Set task: Scan each line of the records for the word "values" and extract the ones that have it.

Given data:

• • • •

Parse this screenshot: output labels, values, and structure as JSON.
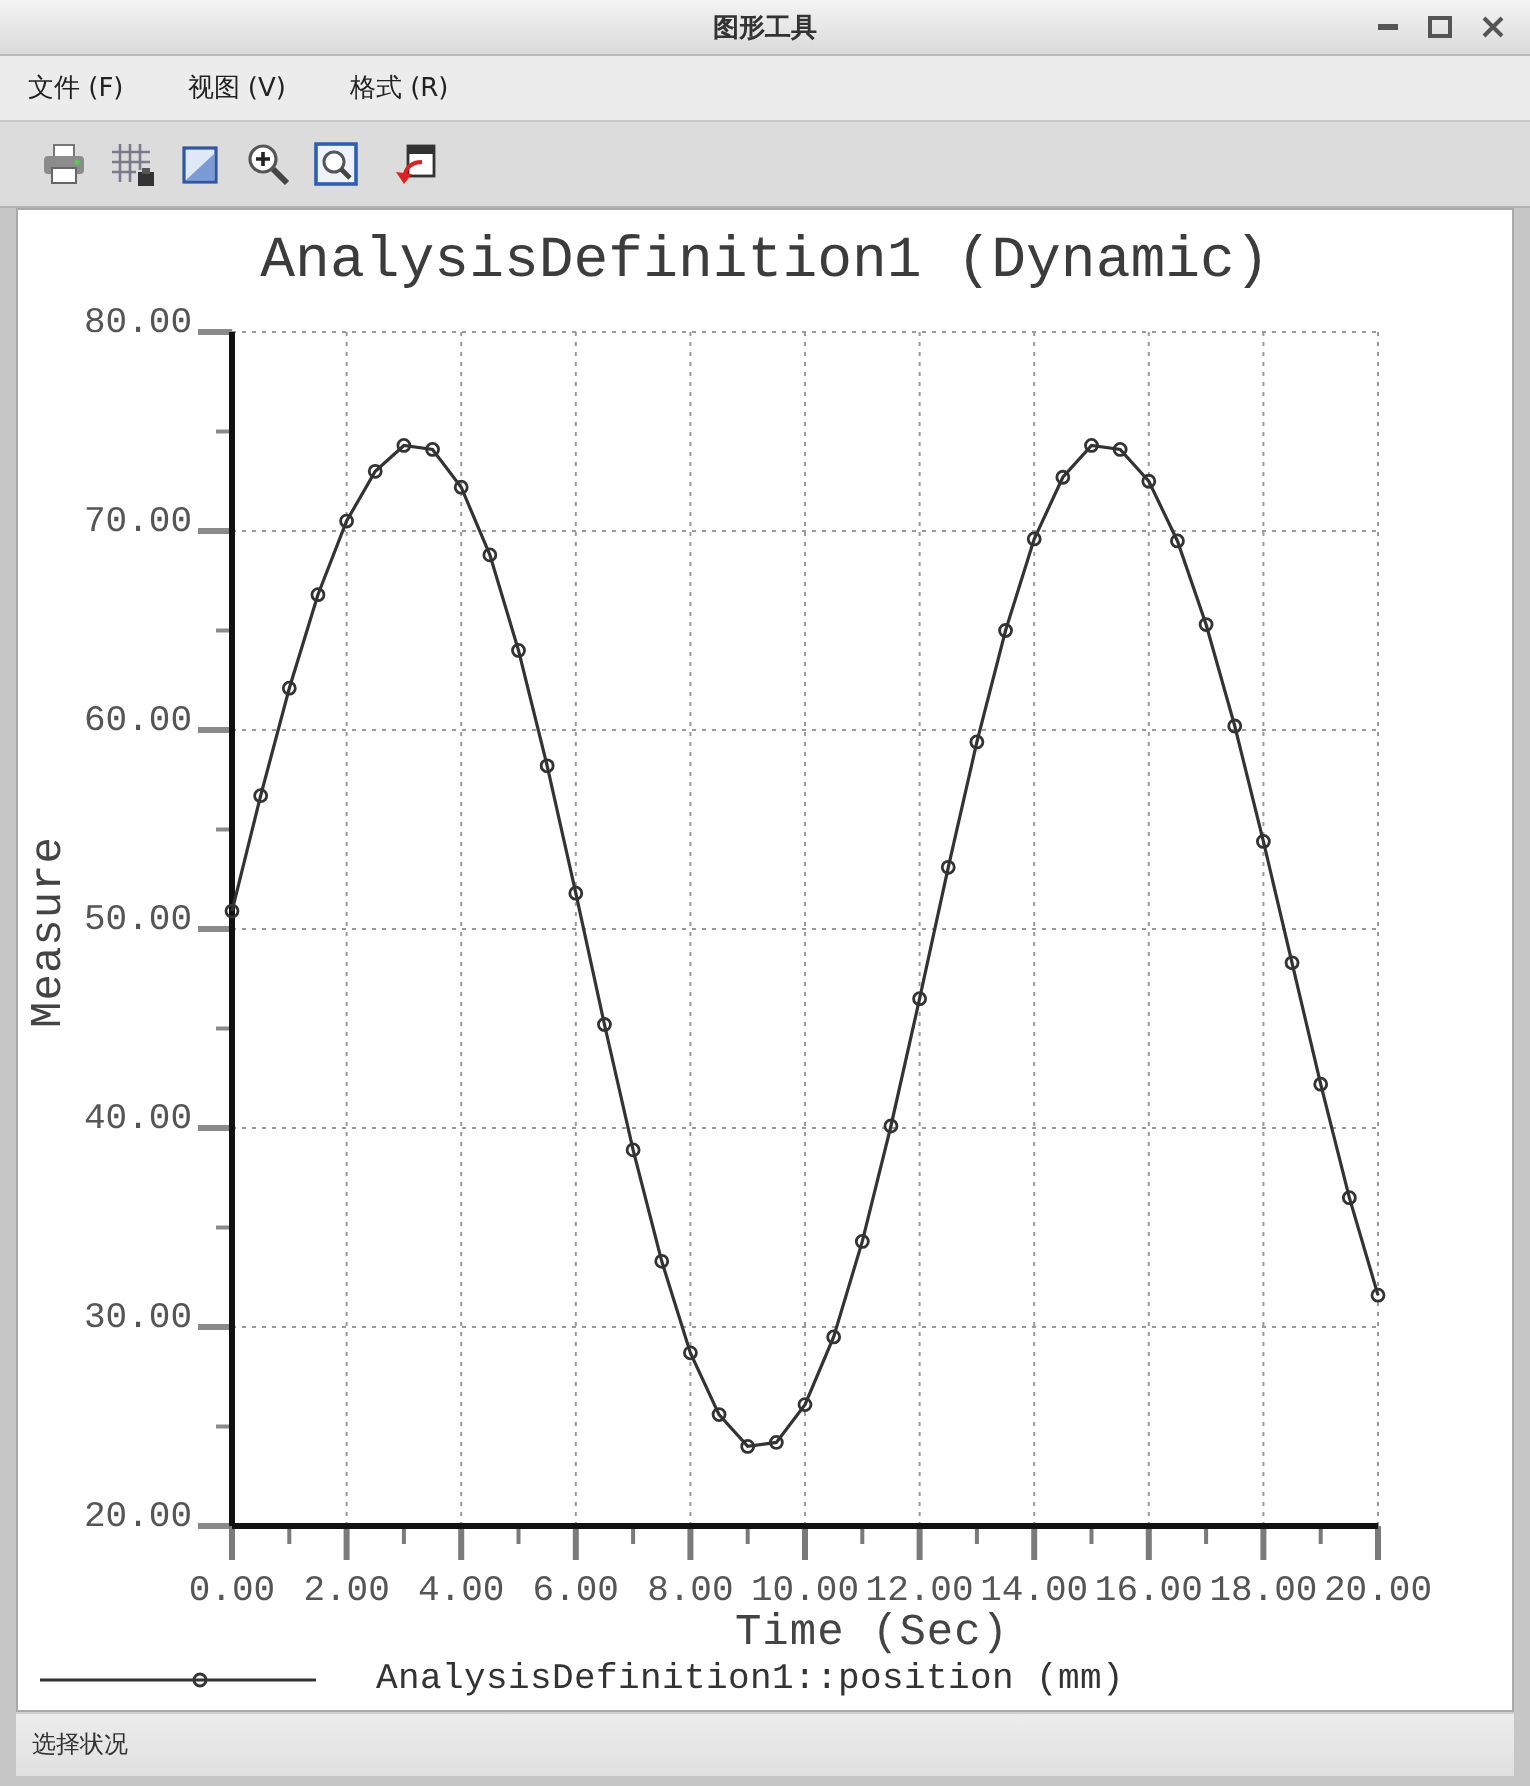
{
  "window": {
    "title": "图形工具"
  },
  "menu_bar": [
    "文件 (F)",
    "视图 (V)",
    "格式 (R)"
  ],
  "chart": {
    "chart_data": {
      "type": "line",
      "title": "AnalysisDefinition1 (Dynamic)",
      "xlabel": "Time (Sec)",
      "ylabel": "Measure",
      "grid": true,
      "x": [
        0,
        0.5,
        1,
        1.5,
        2,
        2.5,
        3,
        3.5,
        4,
        4.5,
        5,
        5.5,
        6,
        6.5,
        7,
        7.5,
        8,
        8.5,
        9,
        9.5,
        10,
        10.5,
        11,
        11.5,
        12,
        12.5,
        13,
        13.5,
        14,
        14.5,
        15,
        15.5,
        16,
        16.5,
        17,
        17.5,
        18,
        18.5,
        19,
        19.5,
        20
      ],
      "series": [
        {
          "name": "AnalysisDefinition1::position (mm)",
          "color": "#333333",
          "marker": "circle",
          "values": [
            50.9,
            56.7,
            62.1,
            66.8,
            70.5,
            73.0,
            74.3,
            74.1,
            72.2,
            68.8,
            64.0,
            58.2,
            51.8,
            45.2,
            38.9,
            33.3,
            28.7,
            25.6,
            24.0,
            24.2,
            26.1,
            29.5,
            34.3,
            40.1,
            46.5,
            53.1,
            59.4,
            65.0,
            69.6,
            72.7,
            74.3,
            74.1,
            72.5,
            69.5,
            65.3,
            60.2,
            54.4,
            48.3,
            42.2,
            36.5,
            31.6
          ]
        }
      ],
      "xlim": [
        0,
        20
      ],
      "ylim": [
        20,
        80
      ],
      "xticks": [
        {
          "value": 0,
          "label": "0.00"
        },
        {
          "value": 2,
          "label": "2.00"
        },
        {
          "value": 4,
          "label": "4.00"
        },
        {
          "value": 6,
          "label": "6.00"
        },
        {
          "value": 8,
          "label": "8.00"
        },
        {
          "value": 10,
          "label": "10.00"
        },
        {
          "value": 12,
          "label": "12.00"
        },
        {
          "value": 14,
          "label": "14.00"
        },
        {
          "value": 16,
          "label": "16.00"
        },
        {
          "value": 18,
          "label": "18.00"
        },
        {
          "value": 20,
          "label": "20.00"
        }
      ],
      "yticks": [
        {
          "value": 20,
          "label": "20.00"
        },
        {
          "value": 30,
          "label": "30.00"
        },
        {
          "value": 40,
          "label": "40.00"
        },
        {
          "value": 50,
          "label": "50.00"
        },
        {
          "value": 60,
          "label": "60.00"
        },
        {
          "value": 70,
          "label": "70.00"
        },
        {
          "value": 80,
          "label": "80.00"
        }
      ]
    }
  },
  "status_bar": {
    "text": "选择状况"
  }
}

• • • •

Expected answer:
Parse this screenshot: output labels, values, and structure as JSON.
          "values": [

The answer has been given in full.